WORK REQUIRED: Using the records below, locate all lines containing "bottom" and return them.

DATA LINES:
============
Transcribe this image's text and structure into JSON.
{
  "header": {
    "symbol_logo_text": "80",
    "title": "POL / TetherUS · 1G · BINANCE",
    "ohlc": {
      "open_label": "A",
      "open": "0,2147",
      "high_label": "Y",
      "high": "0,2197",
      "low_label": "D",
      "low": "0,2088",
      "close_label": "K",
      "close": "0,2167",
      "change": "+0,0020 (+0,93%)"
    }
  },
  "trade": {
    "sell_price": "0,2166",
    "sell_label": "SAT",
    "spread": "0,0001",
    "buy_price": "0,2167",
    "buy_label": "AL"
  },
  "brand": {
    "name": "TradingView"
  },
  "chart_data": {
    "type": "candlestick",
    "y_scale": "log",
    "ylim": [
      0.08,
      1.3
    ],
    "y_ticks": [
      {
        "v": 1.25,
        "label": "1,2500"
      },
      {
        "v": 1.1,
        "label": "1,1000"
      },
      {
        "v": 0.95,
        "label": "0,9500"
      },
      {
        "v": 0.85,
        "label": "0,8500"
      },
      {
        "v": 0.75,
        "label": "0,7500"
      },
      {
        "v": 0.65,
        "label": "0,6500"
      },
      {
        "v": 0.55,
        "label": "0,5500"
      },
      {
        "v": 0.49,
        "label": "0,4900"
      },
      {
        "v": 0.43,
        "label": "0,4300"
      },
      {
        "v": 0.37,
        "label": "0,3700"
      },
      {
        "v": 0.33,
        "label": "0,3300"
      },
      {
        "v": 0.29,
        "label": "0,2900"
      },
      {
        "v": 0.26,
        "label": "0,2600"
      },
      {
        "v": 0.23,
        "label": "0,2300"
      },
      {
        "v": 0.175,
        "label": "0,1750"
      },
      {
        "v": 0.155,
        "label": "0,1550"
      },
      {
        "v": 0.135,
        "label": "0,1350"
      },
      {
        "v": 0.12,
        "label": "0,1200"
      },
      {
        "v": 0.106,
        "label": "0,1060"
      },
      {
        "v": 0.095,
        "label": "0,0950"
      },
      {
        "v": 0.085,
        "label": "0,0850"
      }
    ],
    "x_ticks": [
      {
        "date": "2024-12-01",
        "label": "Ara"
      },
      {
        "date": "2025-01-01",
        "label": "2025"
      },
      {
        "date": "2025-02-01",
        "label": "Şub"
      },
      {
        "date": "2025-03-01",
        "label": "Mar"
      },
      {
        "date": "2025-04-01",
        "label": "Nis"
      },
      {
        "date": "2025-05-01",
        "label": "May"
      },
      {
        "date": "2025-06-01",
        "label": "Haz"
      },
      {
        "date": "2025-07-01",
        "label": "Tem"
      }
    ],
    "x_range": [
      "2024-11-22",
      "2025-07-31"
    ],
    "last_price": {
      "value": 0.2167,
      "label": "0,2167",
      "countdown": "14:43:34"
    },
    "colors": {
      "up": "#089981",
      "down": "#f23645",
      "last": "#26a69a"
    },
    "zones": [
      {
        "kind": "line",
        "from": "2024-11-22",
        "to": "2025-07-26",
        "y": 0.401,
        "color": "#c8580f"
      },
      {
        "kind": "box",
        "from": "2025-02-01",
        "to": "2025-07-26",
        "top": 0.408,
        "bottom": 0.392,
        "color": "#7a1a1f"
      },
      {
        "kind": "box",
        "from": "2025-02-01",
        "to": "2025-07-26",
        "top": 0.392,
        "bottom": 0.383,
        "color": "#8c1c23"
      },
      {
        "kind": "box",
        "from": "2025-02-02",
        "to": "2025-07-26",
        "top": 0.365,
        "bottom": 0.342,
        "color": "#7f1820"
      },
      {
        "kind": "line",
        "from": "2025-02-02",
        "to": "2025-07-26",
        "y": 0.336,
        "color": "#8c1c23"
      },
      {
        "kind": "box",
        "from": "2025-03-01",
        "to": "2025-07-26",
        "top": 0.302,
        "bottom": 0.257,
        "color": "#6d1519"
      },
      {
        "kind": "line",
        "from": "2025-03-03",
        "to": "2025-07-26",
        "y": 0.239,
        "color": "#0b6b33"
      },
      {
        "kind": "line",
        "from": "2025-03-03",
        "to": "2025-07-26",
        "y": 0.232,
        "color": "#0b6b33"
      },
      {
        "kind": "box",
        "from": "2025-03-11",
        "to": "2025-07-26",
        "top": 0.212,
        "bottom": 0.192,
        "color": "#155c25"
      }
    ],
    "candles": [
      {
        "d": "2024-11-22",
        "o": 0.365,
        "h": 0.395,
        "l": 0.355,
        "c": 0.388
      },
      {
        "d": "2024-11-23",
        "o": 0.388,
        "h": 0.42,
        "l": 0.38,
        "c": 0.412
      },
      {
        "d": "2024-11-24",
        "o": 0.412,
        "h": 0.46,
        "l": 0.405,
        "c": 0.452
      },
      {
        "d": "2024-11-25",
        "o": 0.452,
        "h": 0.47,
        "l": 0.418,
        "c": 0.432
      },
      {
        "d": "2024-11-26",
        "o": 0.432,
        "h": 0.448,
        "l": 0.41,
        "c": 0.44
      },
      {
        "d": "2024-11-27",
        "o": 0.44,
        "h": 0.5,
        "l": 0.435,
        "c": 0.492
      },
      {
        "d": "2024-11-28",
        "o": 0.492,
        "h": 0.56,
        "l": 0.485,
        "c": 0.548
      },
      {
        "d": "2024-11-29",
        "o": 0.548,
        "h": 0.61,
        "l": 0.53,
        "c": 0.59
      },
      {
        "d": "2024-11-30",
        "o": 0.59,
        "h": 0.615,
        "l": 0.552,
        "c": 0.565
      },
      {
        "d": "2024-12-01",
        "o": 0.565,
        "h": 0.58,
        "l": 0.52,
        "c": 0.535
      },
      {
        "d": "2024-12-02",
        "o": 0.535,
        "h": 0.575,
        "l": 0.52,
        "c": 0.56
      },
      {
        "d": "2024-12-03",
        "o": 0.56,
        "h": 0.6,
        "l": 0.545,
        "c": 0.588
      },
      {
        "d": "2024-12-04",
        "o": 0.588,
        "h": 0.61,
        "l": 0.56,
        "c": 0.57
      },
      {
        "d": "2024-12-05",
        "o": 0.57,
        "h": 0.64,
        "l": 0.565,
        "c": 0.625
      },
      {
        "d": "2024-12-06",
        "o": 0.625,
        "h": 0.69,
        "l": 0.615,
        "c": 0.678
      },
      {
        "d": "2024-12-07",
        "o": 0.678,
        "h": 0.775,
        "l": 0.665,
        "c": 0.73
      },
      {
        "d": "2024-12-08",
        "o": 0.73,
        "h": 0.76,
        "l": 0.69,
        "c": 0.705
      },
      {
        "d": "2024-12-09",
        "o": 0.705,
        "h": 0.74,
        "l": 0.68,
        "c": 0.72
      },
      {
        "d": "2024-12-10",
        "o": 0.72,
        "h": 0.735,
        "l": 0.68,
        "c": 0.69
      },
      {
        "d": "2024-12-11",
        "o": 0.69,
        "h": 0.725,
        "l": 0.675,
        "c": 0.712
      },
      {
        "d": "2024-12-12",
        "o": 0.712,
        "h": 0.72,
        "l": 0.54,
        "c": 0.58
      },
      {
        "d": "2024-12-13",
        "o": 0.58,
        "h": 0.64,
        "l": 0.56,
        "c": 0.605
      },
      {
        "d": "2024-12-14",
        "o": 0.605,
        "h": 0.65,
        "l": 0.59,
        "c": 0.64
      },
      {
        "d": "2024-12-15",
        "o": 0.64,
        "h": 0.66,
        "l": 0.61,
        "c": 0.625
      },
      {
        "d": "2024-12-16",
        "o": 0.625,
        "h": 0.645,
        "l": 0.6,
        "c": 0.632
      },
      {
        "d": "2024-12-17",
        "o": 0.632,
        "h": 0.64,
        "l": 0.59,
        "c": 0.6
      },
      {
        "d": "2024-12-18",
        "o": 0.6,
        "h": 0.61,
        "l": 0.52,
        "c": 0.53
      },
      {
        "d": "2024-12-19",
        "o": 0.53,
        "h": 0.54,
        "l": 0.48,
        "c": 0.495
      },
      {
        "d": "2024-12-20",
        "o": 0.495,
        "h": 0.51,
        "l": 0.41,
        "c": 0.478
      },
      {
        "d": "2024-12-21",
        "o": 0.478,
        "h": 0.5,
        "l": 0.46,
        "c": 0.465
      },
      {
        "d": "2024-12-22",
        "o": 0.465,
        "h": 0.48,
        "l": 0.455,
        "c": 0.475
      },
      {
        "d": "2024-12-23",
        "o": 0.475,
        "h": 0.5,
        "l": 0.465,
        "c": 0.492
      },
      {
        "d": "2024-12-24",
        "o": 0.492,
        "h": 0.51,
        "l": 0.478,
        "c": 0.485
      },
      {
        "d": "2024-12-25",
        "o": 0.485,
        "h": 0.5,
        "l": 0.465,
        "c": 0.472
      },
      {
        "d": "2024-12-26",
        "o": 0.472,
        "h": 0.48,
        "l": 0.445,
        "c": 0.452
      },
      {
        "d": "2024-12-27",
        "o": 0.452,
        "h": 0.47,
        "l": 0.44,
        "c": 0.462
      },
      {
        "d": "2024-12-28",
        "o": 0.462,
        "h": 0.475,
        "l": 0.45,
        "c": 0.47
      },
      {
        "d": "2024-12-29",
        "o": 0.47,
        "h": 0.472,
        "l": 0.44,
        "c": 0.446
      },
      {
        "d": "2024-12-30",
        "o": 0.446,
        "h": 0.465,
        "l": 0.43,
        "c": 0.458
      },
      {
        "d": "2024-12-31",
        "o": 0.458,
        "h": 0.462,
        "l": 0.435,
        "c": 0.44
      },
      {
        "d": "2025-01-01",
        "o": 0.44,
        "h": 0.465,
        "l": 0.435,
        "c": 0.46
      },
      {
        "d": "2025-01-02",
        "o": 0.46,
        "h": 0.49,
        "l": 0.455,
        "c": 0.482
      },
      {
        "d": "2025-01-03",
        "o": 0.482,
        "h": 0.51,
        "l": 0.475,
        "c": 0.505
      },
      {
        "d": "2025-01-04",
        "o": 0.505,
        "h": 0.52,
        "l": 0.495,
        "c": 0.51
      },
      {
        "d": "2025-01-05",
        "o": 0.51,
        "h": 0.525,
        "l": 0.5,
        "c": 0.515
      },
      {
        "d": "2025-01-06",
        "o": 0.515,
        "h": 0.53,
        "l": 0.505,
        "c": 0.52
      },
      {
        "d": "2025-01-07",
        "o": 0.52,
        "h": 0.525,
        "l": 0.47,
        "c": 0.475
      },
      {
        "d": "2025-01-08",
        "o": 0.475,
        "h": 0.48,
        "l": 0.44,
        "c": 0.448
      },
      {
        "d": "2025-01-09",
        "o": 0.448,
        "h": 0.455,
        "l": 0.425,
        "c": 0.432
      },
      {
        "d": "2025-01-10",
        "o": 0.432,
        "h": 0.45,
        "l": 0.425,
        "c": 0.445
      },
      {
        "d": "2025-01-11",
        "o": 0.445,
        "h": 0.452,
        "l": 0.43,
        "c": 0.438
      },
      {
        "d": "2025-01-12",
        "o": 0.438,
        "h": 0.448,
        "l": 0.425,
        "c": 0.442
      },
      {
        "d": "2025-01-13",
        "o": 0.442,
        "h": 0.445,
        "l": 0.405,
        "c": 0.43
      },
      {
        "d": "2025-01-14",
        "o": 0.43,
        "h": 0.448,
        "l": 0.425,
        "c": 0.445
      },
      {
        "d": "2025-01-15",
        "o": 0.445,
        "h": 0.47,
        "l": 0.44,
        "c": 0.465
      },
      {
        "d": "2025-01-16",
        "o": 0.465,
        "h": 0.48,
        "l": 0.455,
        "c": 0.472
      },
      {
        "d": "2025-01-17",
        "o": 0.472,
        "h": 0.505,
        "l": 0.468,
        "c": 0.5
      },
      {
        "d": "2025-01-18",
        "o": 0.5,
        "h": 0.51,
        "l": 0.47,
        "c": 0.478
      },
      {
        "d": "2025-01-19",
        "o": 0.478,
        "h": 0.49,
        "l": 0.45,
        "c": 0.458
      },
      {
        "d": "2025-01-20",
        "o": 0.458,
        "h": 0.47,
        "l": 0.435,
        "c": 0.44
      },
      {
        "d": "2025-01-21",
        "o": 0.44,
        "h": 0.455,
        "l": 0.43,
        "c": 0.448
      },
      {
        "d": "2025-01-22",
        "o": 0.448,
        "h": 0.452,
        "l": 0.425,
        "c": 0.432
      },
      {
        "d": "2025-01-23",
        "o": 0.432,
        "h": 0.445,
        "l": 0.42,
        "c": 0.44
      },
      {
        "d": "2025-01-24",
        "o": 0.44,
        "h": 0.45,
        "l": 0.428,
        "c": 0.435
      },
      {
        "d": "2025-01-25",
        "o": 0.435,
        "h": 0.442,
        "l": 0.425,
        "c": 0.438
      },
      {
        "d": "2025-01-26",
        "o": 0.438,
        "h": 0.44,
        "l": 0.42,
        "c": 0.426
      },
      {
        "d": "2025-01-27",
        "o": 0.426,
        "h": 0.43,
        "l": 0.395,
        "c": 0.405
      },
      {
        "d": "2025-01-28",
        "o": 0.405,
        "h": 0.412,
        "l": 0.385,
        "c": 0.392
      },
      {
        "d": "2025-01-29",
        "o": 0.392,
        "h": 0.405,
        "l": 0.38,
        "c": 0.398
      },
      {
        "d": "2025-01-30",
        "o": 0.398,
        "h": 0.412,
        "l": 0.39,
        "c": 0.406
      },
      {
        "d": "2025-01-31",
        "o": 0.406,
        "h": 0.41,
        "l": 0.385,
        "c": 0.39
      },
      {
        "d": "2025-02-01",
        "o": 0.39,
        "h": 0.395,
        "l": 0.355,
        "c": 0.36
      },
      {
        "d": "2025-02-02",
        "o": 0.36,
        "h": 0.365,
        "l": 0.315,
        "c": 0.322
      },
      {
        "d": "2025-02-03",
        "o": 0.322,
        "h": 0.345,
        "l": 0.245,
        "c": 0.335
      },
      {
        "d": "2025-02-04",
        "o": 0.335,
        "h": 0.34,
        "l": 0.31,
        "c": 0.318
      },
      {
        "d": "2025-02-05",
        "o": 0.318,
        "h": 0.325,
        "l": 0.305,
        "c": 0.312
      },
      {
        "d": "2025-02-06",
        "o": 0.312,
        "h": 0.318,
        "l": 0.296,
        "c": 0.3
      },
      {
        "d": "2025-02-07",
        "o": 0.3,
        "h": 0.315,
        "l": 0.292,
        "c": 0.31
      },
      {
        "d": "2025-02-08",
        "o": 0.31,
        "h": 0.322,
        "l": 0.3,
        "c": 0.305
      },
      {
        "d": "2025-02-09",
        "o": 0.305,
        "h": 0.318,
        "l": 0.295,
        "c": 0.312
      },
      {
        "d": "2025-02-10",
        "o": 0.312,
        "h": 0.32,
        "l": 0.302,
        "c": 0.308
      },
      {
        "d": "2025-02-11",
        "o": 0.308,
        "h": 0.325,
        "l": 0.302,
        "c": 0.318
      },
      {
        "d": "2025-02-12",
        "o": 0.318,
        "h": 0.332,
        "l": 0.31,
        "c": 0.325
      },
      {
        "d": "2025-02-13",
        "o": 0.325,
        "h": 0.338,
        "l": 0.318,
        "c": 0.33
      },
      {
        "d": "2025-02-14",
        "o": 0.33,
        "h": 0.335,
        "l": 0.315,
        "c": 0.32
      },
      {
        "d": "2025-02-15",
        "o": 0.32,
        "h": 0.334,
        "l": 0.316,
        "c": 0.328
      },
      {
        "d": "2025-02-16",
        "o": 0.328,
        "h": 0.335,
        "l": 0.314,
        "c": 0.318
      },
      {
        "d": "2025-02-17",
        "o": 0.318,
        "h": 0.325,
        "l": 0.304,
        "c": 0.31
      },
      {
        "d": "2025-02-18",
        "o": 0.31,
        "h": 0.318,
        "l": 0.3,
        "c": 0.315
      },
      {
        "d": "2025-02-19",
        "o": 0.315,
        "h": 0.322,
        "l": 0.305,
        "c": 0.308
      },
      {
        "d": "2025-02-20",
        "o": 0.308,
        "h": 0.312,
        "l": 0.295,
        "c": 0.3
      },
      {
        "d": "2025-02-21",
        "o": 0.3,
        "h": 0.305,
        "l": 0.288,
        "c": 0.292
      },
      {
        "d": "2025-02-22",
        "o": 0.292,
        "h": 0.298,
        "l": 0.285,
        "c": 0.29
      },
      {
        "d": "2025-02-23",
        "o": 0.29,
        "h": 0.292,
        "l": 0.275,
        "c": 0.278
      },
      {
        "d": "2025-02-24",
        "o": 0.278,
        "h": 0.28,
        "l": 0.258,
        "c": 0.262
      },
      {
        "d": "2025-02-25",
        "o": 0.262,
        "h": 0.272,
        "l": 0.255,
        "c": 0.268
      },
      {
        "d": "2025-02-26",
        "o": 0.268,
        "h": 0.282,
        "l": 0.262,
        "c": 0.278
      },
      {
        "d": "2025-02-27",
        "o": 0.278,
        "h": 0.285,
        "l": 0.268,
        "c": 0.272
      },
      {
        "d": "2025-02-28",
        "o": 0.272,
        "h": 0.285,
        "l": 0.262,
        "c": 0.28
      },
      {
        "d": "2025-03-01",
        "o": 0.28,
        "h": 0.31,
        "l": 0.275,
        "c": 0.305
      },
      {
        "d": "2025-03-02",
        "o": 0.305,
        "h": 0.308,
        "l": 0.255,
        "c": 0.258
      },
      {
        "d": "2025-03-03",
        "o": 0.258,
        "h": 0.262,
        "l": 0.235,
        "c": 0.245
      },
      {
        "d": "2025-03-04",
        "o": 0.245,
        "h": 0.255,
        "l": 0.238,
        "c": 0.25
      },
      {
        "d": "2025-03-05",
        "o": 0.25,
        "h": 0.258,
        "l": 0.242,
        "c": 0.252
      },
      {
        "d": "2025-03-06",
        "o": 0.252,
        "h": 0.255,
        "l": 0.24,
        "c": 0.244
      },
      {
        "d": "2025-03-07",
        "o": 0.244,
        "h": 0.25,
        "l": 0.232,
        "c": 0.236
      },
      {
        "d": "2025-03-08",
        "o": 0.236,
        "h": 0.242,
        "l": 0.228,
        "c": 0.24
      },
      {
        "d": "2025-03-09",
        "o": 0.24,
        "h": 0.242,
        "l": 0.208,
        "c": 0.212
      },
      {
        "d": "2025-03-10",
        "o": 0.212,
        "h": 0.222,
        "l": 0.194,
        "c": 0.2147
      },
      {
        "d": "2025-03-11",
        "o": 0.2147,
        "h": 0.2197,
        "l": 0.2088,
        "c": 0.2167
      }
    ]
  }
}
============
RESULT OF THIS EXERCISE:
        "bottom": 0.392,
        "bottom": 0.383,
        "bottom": 0.342,
        "bottom": 0.257,
        "bottom": 0.192,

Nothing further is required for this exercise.